To do -> Copy out all the entries word for word.

[Records that describe figures]
-- begin --

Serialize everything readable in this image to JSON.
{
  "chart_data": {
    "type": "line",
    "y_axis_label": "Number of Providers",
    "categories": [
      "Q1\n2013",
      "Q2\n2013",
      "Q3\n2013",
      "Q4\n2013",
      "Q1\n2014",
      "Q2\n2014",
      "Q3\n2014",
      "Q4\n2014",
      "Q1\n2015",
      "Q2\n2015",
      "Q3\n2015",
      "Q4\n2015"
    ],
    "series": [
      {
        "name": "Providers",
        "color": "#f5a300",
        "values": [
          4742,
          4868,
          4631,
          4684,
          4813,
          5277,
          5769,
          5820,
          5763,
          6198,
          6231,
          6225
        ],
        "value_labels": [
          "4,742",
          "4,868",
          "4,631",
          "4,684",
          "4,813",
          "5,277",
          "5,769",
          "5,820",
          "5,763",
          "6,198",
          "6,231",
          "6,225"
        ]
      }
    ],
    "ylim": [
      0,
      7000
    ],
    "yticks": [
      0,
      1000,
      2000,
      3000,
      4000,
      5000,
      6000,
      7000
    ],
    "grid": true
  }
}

-- end --

Result of this task ->
Serialize everything readable in this image to JSON.
{
  "chart_data": {
    "type": "line",
    "y_axis_label": "Number of Providers",
    "categories": [
      "Q1\n2013",
      "Q2\n2013",
      "Q3\n2013",
      "Q4\n2013",
      "Q1\n2014",
      "Q2\n2014",
      "Q3\n2014",
      "Q4\n2014",
      "Q1\n2015",
      "Q2\n2015",
      "Q3\n2015",
      "Q4\n2015"
    ],
    "series": [
      {
        "name": "Providers",
        "color": "#f5a300",
        "values": [
          4742,
          4868,
          4631,
          4684,
          4813,
          5277,
          5769,
          5820,
          5763,
          6198,
          6231,
          6225
        ],
        "value_labels": [
          "4,742",
          "4,868",
          "4,631",
          "4,684",
          "4,813",
          "5,277",
          "5,769",
          "5,820",
          "5,763",
          "6,198",
          "6,231",
          "6,225"
        ]
      }
    ],
    "ylim": [
      0,
      7000
    ],
    "yticks": [
      0,
      1000,
      2000,
      3000,
      4000,
      5000,
      6000,
      7000
    ],
    "grid": true
  }
}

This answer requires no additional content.